>> start DATA SECTION

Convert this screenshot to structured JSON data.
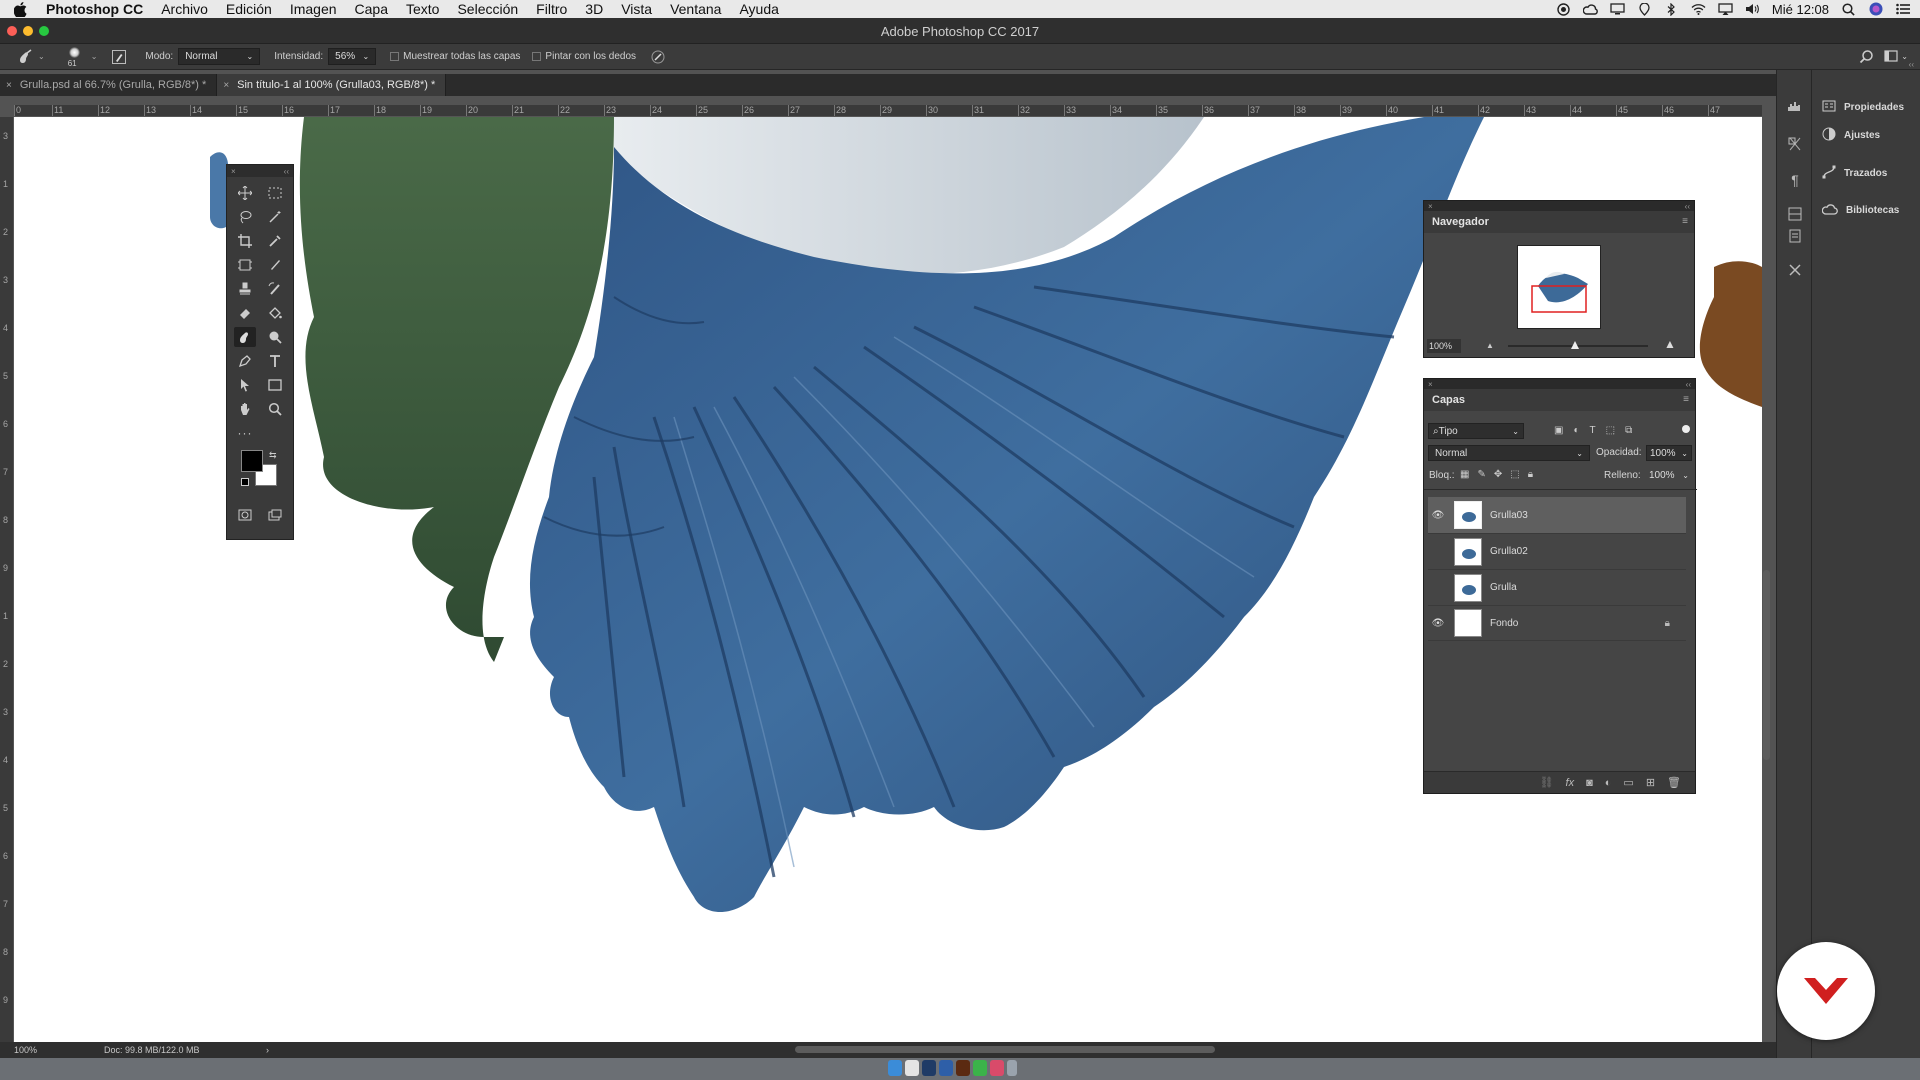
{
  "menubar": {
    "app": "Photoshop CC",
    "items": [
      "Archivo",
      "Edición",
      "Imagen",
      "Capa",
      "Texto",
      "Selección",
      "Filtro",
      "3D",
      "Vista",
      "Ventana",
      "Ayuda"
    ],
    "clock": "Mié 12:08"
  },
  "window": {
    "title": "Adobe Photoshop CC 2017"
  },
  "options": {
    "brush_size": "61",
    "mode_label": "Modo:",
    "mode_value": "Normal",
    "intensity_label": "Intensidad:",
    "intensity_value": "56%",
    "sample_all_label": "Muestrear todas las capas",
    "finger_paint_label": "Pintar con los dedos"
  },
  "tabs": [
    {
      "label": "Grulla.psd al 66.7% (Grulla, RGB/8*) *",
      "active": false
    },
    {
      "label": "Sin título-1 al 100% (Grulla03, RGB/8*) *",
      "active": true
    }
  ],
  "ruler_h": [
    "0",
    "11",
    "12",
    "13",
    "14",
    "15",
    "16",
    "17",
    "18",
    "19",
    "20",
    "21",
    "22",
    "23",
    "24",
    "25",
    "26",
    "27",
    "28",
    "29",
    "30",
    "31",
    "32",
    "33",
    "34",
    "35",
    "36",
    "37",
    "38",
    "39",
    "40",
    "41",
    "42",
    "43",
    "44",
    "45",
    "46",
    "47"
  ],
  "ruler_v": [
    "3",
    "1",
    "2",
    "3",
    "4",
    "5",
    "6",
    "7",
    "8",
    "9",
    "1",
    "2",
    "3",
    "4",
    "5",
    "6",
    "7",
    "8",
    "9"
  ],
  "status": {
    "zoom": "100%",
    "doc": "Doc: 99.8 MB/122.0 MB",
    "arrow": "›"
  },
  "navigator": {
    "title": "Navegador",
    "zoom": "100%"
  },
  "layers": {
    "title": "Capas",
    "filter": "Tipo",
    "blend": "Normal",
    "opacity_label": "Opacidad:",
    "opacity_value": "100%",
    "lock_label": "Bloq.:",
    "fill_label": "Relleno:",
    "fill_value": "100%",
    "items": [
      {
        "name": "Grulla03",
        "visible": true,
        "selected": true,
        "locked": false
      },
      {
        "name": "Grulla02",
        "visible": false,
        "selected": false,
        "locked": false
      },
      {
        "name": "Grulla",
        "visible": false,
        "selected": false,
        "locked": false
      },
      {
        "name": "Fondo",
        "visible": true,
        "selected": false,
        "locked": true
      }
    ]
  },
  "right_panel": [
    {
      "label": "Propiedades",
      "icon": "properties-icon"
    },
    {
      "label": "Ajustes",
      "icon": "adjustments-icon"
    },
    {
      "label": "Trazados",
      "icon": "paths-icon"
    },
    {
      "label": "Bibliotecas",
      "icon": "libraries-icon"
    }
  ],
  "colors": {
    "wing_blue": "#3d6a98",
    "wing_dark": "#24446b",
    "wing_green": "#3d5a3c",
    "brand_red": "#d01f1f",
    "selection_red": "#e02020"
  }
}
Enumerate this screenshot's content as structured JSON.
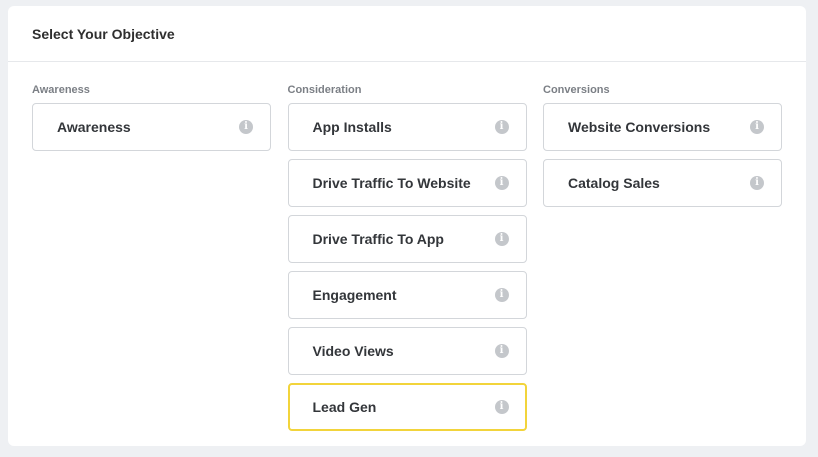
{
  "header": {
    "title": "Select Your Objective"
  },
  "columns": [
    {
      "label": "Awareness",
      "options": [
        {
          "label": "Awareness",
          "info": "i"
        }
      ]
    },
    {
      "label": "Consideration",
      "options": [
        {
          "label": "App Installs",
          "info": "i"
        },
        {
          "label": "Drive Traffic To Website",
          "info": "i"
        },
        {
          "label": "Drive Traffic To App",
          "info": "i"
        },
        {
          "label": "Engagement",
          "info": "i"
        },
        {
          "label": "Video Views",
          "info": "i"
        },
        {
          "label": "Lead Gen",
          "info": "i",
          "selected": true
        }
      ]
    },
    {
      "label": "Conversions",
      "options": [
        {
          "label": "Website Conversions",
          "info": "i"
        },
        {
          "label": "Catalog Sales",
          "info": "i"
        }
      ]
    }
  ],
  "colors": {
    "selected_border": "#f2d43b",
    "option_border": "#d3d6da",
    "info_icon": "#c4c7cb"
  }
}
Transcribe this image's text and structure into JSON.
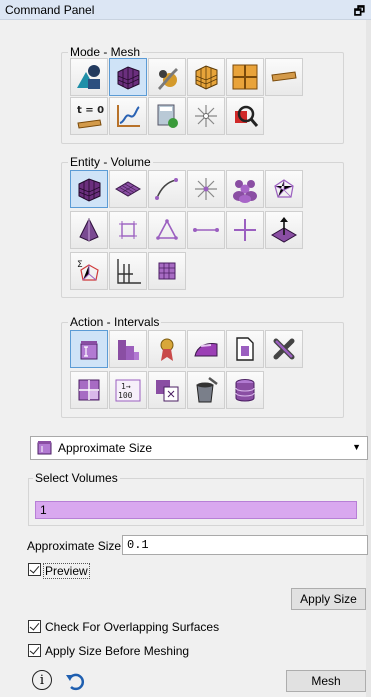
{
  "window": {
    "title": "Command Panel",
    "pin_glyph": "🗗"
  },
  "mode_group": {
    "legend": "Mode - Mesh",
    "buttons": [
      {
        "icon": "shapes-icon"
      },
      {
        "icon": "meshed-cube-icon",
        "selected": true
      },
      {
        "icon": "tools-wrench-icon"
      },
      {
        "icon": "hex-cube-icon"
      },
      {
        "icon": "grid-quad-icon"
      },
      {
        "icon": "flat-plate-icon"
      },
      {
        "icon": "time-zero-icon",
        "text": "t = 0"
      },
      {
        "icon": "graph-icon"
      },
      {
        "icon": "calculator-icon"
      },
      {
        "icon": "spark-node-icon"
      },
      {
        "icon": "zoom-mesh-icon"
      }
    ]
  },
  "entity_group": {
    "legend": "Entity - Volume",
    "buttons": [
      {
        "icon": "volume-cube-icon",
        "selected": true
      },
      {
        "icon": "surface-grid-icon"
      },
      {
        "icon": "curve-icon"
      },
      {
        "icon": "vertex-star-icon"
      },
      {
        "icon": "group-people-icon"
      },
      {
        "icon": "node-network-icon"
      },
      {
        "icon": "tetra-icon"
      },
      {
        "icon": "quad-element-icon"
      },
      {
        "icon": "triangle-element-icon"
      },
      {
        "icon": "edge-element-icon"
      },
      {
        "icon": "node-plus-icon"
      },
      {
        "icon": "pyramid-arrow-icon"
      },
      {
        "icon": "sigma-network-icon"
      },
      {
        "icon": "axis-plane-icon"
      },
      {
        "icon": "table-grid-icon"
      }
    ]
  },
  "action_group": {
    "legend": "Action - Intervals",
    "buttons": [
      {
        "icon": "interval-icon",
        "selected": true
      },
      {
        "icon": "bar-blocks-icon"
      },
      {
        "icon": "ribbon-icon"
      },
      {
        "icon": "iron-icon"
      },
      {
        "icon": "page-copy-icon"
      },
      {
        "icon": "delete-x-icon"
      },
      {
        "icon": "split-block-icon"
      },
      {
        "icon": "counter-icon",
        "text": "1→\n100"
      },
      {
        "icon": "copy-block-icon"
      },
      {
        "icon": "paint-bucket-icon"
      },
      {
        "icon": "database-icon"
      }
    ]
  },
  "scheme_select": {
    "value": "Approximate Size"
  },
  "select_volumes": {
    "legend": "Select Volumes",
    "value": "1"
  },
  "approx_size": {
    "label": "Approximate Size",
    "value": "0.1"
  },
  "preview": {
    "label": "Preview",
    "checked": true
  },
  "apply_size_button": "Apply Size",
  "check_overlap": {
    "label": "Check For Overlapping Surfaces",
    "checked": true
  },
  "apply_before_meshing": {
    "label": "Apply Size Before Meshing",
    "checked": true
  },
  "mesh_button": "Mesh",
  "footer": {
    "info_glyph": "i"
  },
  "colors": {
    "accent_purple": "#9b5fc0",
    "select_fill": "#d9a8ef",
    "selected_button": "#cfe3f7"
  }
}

>> end DATA SECTION
>> start DATA SECTION

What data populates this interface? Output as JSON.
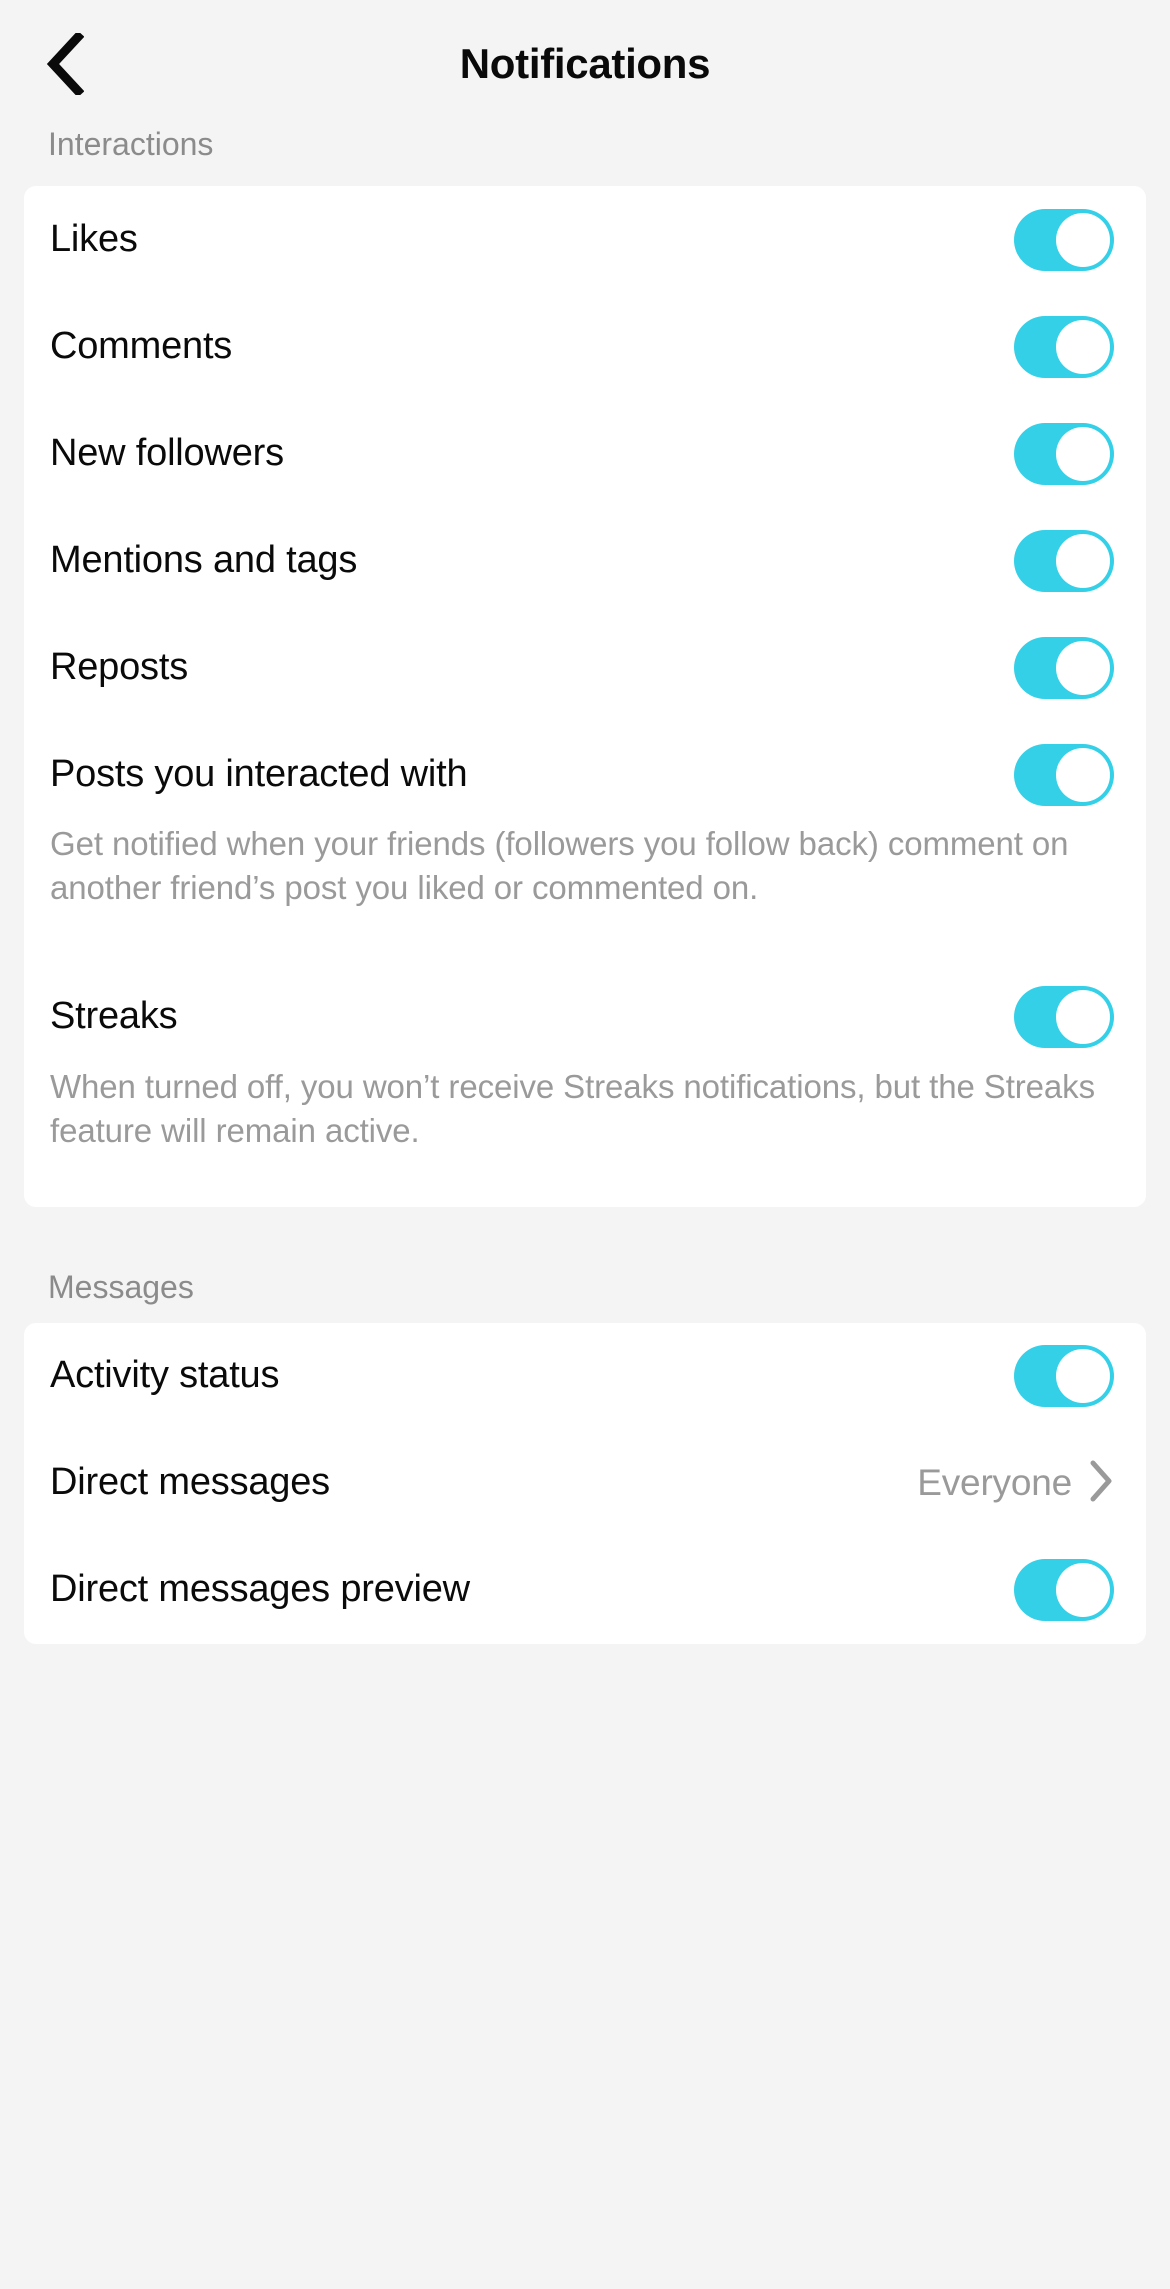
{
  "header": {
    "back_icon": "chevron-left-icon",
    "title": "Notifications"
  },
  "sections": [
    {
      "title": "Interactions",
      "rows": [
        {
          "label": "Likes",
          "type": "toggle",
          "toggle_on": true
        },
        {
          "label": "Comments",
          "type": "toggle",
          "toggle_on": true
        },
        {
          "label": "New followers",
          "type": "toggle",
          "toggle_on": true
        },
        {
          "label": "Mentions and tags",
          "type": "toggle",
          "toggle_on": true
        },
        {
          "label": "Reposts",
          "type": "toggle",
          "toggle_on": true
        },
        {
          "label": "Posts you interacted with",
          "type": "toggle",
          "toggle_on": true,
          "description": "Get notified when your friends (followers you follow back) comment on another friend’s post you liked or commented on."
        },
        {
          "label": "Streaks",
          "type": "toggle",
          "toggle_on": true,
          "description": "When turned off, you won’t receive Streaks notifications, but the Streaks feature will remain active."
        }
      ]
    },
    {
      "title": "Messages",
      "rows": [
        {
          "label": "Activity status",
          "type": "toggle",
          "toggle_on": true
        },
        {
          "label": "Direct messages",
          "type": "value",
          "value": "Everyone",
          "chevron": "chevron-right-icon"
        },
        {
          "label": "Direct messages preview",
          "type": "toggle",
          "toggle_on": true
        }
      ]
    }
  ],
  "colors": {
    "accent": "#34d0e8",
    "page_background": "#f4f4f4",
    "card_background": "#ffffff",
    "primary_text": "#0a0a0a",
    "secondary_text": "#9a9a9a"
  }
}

>> end DATA SECTION

WHAT THE EXERCISE ASKS
Count the lines in the records above that contain the word "element", and give only the number.

CORRECT RESPONSE
3